** SHORT PROBLEM **
Copy the rows from the one holding "event-line: Подготовка памятки" through the one holding "month-row: Апрель bbox=[170, 1056, 1057, 1083]", inclusive, changing "row-number" to "row-index" and keeping everything else the same. Return only those rows.

** MATERIAL FOR THE TASK **
-- -- --

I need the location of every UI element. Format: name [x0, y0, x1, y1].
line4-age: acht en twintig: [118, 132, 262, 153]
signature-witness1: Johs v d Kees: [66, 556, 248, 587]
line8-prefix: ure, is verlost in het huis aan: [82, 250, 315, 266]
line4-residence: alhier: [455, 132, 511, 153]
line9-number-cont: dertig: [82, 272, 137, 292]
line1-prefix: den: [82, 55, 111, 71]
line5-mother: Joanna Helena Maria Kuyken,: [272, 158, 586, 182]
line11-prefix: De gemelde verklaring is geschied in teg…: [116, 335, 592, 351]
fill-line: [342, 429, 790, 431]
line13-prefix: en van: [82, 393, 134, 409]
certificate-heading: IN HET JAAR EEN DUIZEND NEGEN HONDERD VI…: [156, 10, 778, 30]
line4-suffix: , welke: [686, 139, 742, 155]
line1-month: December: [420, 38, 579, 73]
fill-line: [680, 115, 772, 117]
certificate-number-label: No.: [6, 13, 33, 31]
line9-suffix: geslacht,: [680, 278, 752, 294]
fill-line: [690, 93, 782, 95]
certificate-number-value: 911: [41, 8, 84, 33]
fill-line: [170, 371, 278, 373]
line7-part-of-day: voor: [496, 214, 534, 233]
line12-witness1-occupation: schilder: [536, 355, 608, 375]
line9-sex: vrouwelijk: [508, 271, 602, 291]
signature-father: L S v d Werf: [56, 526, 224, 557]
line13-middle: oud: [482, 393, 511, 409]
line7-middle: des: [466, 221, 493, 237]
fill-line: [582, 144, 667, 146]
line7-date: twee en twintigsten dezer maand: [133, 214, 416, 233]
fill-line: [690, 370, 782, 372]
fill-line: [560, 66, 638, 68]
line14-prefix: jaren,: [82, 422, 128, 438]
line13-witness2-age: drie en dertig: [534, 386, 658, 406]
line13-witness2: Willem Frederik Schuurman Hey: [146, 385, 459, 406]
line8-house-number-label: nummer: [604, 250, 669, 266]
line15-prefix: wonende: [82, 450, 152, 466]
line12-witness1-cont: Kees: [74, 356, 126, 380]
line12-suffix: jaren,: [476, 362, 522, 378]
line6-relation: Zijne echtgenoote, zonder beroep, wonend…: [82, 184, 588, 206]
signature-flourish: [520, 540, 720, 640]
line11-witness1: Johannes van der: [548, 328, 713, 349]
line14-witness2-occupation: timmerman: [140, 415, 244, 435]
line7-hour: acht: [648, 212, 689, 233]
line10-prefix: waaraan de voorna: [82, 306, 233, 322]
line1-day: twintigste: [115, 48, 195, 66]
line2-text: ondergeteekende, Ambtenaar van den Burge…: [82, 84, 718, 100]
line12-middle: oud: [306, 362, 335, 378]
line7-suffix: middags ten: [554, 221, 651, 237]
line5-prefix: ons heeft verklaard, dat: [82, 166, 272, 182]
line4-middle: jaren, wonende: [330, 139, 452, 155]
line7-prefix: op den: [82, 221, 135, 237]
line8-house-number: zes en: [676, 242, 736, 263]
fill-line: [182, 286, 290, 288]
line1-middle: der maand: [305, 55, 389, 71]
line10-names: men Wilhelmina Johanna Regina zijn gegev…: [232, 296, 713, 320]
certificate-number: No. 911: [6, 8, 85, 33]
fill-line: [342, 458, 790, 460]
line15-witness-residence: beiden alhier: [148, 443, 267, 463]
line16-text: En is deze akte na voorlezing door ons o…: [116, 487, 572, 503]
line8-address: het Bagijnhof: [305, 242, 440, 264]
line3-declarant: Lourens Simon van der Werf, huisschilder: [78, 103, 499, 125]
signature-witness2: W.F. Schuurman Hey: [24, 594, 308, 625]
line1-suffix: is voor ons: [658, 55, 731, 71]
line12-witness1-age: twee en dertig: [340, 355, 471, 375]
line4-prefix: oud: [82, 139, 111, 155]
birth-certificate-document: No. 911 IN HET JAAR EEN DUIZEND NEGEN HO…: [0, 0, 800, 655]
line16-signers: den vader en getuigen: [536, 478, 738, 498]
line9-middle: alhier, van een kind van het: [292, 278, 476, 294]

-- -- --

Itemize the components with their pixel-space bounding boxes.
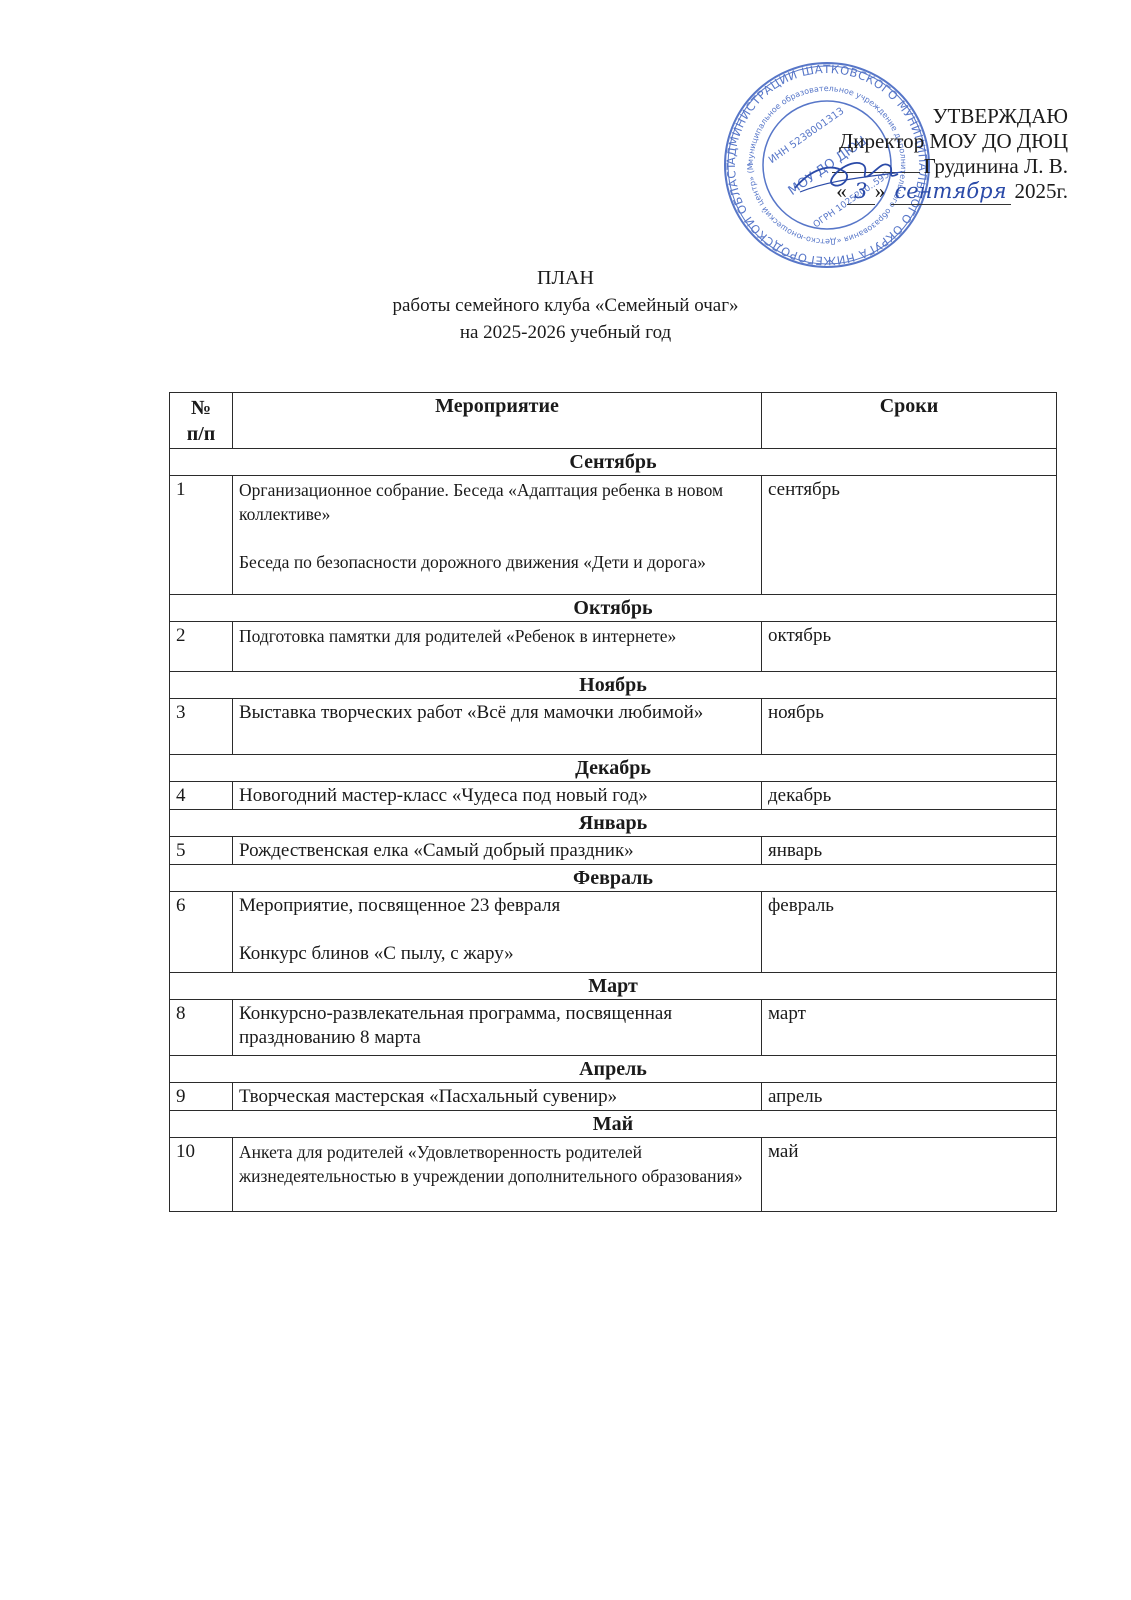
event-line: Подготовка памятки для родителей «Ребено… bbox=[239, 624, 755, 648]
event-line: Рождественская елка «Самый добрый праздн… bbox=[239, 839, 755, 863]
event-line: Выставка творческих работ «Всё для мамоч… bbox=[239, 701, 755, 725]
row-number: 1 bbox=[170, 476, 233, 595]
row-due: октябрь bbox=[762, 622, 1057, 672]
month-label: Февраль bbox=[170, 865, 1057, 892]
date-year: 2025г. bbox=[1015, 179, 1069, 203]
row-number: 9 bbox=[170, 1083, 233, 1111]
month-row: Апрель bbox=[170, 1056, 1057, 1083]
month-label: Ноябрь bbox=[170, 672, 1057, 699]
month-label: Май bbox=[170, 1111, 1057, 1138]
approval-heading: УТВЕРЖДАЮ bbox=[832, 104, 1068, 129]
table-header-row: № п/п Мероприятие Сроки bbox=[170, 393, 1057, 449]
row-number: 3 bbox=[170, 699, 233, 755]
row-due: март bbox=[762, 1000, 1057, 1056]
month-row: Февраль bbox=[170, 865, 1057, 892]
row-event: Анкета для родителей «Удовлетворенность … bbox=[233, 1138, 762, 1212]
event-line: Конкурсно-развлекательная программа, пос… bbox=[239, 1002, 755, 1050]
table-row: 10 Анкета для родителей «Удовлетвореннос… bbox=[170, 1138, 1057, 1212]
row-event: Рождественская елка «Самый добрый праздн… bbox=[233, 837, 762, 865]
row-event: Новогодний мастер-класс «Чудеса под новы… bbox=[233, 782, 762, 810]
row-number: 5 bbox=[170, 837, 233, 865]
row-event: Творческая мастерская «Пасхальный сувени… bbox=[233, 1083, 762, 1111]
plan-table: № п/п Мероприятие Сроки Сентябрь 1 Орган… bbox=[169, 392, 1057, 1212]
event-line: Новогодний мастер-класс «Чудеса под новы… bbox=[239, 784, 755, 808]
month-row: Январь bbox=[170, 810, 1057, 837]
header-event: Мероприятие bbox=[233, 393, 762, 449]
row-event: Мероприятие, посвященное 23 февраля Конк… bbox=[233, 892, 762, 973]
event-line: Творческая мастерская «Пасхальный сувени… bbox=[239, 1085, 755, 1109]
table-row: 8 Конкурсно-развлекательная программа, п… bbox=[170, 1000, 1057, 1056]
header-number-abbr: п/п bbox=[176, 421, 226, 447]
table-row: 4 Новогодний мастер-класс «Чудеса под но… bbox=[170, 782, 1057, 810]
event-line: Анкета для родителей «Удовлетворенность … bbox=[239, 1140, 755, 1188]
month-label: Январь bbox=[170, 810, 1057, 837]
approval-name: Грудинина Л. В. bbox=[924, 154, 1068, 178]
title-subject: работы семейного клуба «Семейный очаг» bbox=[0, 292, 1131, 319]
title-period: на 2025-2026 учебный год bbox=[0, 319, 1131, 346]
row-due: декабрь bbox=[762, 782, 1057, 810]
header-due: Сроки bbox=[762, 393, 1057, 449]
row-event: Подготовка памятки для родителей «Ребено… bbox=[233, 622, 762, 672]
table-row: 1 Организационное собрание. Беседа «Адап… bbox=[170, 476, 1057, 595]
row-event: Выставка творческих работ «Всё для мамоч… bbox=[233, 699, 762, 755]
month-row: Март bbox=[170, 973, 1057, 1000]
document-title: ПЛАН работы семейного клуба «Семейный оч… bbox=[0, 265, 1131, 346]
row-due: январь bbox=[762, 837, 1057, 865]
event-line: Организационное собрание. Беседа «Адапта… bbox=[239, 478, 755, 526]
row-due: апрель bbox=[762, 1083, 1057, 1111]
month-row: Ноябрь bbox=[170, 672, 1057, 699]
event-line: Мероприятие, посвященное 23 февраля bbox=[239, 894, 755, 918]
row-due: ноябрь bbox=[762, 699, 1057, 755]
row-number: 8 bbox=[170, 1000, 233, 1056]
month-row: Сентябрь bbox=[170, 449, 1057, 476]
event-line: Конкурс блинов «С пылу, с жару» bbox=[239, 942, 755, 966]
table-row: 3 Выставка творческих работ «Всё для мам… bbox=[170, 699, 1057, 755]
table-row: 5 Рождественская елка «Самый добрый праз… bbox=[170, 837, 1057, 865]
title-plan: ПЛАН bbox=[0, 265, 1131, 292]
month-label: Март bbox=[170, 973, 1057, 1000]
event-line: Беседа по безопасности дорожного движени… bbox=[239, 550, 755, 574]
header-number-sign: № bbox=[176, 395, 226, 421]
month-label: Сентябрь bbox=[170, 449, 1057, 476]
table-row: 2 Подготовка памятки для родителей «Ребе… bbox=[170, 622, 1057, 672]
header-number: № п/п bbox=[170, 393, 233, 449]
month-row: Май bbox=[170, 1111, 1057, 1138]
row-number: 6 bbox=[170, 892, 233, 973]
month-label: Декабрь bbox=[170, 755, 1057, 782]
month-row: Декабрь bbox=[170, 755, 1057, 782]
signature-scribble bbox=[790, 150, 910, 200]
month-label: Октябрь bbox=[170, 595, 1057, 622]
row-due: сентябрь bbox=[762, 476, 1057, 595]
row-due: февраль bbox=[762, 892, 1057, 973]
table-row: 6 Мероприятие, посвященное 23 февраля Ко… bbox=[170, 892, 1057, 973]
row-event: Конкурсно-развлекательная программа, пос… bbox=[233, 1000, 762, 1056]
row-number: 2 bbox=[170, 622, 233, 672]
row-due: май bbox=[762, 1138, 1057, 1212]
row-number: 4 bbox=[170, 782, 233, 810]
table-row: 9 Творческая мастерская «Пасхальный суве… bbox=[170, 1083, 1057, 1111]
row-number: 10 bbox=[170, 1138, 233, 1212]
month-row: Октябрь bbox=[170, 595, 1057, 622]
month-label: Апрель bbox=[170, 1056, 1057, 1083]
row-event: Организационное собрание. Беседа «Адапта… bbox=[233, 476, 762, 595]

-- -- --

** COMPLETED EXERCISE **
event-line: Подготовка памятки для родителей «Ребено… bbox=[239, 624, 755, 648]
event-line: Рождественская елка «Самый добрый праздн… bbox=[239, 839, 755, 863]
event-line: Выставка творческих работ «Всё для мамоч… bbox=[239, 701, 755, 725]
row-index: 1 bbox=[170, 476, 233, 595]
row-due: октябрь bbox=[762, 622, 1057, 672]
month-label: Февраль bbox=[170, 865, 1057, 892]
date-year: 2025г. bbox=[1015, 179, 1069, 203]
row-index: 9 bbox=[170, 1083, 233, 1111]
month-row: Апрель bbox=[170, 1056, 1057, 1083]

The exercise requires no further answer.